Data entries
++++++++++++++++++++

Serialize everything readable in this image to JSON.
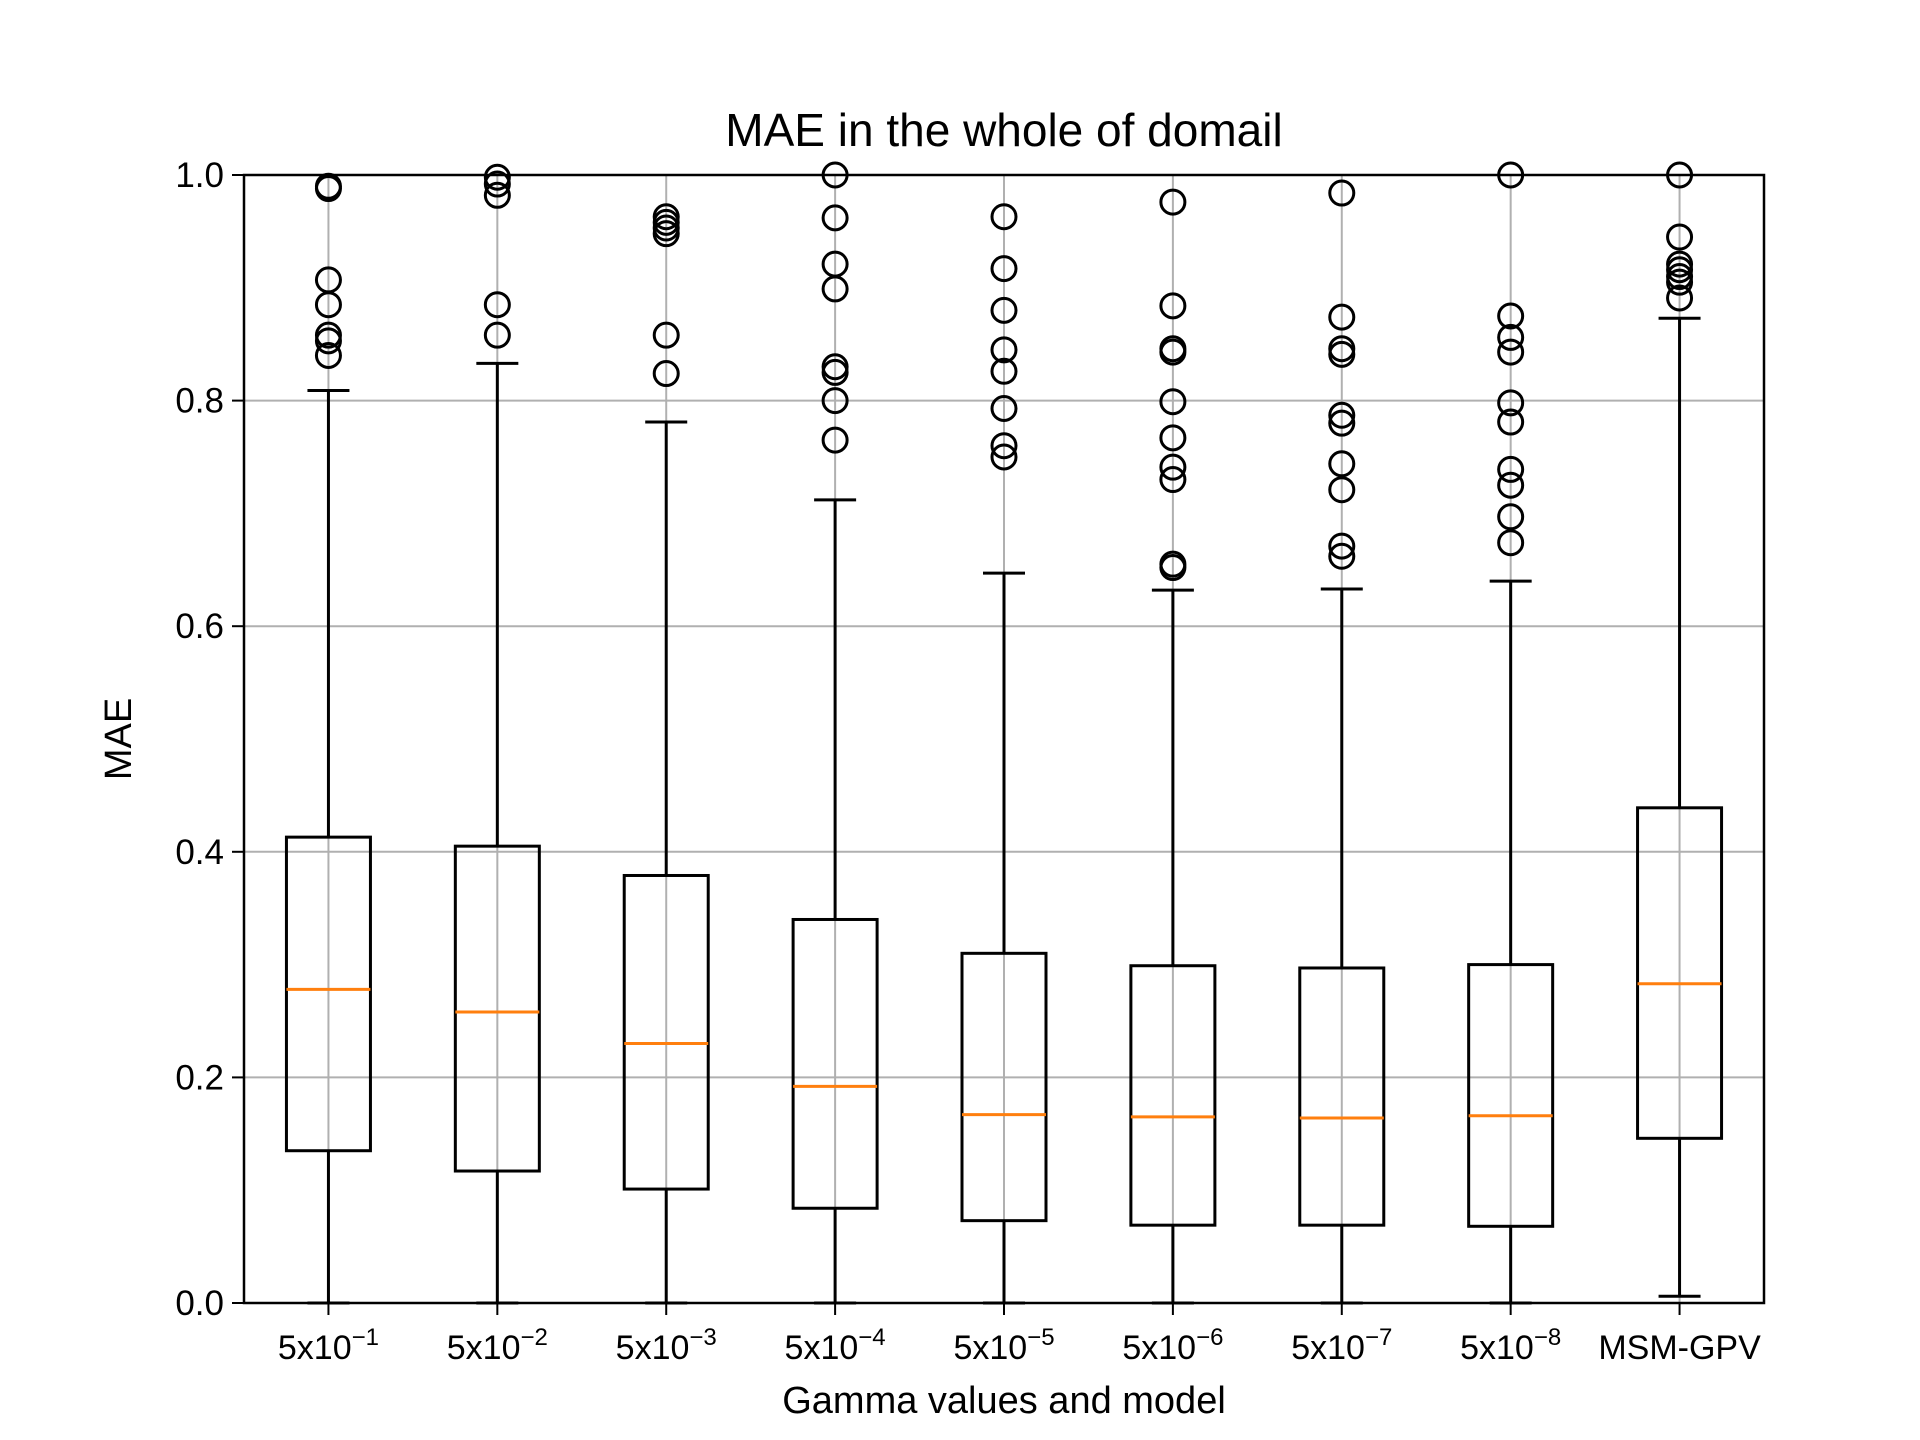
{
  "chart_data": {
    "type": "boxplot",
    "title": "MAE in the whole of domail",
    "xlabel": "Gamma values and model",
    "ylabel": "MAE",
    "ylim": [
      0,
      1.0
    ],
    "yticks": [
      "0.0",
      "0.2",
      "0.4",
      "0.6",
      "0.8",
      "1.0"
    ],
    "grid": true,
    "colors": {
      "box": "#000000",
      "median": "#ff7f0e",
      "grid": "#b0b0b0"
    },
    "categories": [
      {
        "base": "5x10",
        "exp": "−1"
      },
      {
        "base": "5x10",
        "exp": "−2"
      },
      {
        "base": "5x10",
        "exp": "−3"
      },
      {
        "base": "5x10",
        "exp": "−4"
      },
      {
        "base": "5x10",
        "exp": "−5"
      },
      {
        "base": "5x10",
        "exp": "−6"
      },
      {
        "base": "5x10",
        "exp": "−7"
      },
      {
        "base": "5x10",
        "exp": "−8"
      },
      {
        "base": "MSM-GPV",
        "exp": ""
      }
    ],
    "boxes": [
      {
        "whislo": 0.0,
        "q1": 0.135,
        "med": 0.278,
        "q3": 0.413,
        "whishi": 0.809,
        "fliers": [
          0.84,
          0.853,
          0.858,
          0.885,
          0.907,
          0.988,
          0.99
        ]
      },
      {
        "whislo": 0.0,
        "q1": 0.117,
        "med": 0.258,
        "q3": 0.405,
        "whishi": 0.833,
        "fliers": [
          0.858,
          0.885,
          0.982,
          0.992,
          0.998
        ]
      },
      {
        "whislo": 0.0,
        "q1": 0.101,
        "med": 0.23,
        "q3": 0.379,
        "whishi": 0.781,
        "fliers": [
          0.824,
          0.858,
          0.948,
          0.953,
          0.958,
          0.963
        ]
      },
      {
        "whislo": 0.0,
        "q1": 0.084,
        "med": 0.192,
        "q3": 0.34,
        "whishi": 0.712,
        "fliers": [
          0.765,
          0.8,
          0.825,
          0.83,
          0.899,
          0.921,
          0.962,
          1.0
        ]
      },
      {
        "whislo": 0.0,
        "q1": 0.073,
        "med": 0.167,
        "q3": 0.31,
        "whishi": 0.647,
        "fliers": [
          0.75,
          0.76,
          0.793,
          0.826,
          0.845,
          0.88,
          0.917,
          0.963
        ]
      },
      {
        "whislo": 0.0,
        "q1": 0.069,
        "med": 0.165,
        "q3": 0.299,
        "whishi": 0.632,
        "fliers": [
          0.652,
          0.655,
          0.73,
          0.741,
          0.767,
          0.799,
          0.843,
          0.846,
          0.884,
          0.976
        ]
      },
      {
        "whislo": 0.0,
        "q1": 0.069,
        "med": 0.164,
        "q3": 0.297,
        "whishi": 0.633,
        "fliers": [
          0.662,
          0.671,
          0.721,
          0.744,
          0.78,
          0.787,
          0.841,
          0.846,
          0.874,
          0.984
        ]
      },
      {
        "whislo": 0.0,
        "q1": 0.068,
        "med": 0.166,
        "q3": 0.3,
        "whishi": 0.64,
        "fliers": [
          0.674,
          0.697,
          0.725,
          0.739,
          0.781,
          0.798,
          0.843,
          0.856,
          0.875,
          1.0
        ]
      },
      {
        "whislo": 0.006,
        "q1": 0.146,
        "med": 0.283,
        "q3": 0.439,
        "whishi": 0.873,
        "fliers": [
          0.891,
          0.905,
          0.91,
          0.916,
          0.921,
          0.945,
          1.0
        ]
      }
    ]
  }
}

++++++++++++++++++++

**Exercise task**
Restate the listing above word for word, and skip the pictures.

**Response**
Serialize everything readable in this image to JSON.
{
  "chart_data": {
    "type": "boxplot",
    "title": "MAE in the whole of domail",
    "xlabel": "Gamma values and model",
    "ylabel": "MAE",
    "ylim": [
      0,
      1.0
    ],
    "yticks": [
      "0.0",
      "0.2",
      "0.4",
      "0.6",
      "0.8",
      "1.0"
    ],
    "grid": true,
    "colors": {
      "box": "#000000",
      "median": "#ff7f0e",
      "grid": "#b0b0b0"
    },
    "categories": [
      {
        "base": "5x10",
        "exp": "−1"
      },
      {
        "base": "5x10",
        "exp": "−2"
      },
      {
        "base": "5x10",
        "exp": "−3"
      },
      {
        "base": "5x10",
        "exp": "−4"
      },
      {
        "base": "5x10",
        "exp": "−5"
      },
      {
        "base": "5x10",
        "exp": "−6"
      },
      {
        "base": "5x10",
        "exp": "−7"
      },
      {
        "base": "5x10",
        "exp": "−8"
      },
      {
        "base": "MSM-GPV",
        "exp": ""
      }
    ],
    "boxes": [
      {
        "whislo": 0.0,
        "q1": 0.135,
        "med": 0.278,
        "q3": 0.413,
        "whishi": 0.809,
        "fliers": [
          0.84,
          0.853,
          0.858,
          0.885,
          0.907,
          0.988,
          0.99
        ]
      },
      {
        "whislo": 0.0,
        "q1": 0.117,
        "med": 0.258,
        "q3": 0.405,
        "whishi": 0.833,
        "fliers": [
          0.858,
          0.885,
          0.982,
          0.992,
          0.998
        ]
      },
      {
        "whislo": 0.0,
        "q1": 0.101,
        "med": 0.23,
        "q3": 0.379,
        "whishi": 0.781,
        "fliers": [
          0.824,
          0.858,
          0.948,
          0.953,
          0.958,
          0.963
        ]
      },
      {
        "whislo": 0.0,
        "q1": 0.084,
        "med": 0.192,
        "q3": 0.34,
        "whishi": 0.712,
        "fliers": [
          0.765,
          0.8,
          0.825,
          0.83,
          0.899,
          0.921,
          0.962,
          1.0
        ]
      },
      {
        "whislo": 0.0,
        "q1": 0.073,
        "med": 0.167,
        "q3": 0.31,
        "whishi": 0.647,
        "fliers": [
          0.75,
          0.76,
          0.793,
          0.826,
          0.845,
          0.88,
          0.917,
          0.963
        ]
      },
      {
        "whislo": 0.0,
        "q1": 0.069,
        "med": 0.165,
        "q3": 0.299,
        "whishi": 0.632,
        "fliers": [
          0.652,
          0.655,
          0.73,
          0.741,
          0.767,
          0.799,
          0.843,
          0.846,
          0.884,
          0.976
        ]
      },
      {
        "whislo": 0.0,
        "q1": 0.069,
        "med": 0.164,
        "q3": 0.297,
        "whishi": 0.633,
        "fliers": [
          0.662,
          0.671,
          0.721,
          0.744,
          0.78,
          0.787,
          0.841,
          0.846,
          0.874,
          0.984
        ]
      },
      {
        "whislo": 0.0,
        "q1": 0.068,
        "med": 0.166,
        "q3": 0.3,
        "whishi": 0.64,
        "fliers": [
          0.674,
          0.697,
          0.725,
          0.739,
          0.781,
          0.798,
          0.843,
          0.856,
          0.875,
          1.0
        ]
      },
      {
        "whislo": 0.006,
        "q1": 0.146,
        "med": 0.283,
        "q3": 0.439,
        "whishi": 0.873,
        "fliers": [
          0.891,
          0.905,
          0.91,
          0.916,
          0.921,
          0.945,
          1.0
        ]
      }
    ]
  }
}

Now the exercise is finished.